Your objective:
Below, find each line holding "recepcí" and state how many there are, using the number alone.
___
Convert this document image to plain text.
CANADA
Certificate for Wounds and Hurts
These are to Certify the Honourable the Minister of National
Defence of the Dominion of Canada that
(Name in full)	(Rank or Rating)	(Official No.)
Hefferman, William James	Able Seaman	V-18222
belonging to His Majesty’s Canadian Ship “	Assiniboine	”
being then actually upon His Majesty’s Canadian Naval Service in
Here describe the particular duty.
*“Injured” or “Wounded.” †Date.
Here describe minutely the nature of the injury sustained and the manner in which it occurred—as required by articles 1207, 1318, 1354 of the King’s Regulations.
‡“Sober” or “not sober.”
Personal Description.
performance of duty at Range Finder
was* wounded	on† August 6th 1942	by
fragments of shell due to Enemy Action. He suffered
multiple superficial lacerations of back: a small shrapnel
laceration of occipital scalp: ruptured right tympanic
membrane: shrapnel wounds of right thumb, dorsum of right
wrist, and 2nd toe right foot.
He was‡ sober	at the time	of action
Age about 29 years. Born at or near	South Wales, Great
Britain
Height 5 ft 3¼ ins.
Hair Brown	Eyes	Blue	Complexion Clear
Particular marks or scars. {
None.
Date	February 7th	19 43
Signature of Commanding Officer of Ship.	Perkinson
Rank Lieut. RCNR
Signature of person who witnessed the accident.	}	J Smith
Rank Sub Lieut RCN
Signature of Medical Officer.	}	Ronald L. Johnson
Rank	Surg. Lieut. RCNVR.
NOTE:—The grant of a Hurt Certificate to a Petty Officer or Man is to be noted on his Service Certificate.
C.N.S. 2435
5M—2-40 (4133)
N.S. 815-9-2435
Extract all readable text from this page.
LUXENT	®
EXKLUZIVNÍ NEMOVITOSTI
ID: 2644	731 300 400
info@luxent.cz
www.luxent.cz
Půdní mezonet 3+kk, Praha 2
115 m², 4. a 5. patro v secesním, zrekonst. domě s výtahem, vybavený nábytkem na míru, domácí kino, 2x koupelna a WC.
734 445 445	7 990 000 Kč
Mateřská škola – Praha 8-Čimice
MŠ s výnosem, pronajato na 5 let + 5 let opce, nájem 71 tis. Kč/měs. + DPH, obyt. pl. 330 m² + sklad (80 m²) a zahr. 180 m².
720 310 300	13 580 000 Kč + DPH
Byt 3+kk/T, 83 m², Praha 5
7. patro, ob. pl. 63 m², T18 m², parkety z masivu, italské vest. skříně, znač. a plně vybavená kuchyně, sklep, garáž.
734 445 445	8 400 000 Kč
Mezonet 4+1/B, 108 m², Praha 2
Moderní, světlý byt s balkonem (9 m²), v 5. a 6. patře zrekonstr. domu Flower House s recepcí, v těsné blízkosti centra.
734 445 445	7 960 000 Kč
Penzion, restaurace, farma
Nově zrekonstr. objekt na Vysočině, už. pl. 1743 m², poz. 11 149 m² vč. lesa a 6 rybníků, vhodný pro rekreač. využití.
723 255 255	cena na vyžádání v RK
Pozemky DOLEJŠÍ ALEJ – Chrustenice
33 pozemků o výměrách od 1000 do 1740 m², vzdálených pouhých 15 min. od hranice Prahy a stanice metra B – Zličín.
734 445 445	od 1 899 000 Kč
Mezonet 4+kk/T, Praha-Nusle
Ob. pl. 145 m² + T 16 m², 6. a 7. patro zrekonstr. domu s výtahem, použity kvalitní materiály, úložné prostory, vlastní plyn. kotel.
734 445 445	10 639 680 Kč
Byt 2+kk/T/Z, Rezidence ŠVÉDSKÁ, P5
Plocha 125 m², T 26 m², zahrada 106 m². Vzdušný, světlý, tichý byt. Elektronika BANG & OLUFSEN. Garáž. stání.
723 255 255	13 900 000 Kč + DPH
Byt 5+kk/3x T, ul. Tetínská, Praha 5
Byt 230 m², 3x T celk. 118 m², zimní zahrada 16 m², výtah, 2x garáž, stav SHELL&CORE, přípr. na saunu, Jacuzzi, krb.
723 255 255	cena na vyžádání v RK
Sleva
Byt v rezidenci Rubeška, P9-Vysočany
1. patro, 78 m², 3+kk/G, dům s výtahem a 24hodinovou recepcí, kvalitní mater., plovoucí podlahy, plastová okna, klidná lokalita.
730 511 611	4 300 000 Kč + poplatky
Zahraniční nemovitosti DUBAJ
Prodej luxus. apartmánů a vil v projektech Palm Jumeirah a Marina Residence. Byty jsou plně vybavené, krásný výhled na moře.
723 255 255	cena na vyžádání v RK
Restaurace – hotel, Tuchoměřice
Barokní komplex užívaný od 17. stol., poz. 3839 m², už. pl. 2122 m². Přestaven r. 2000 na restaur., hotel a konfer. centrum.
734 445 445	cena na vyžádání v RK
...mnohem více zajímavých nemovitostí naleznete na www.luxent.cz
___
Task response:
2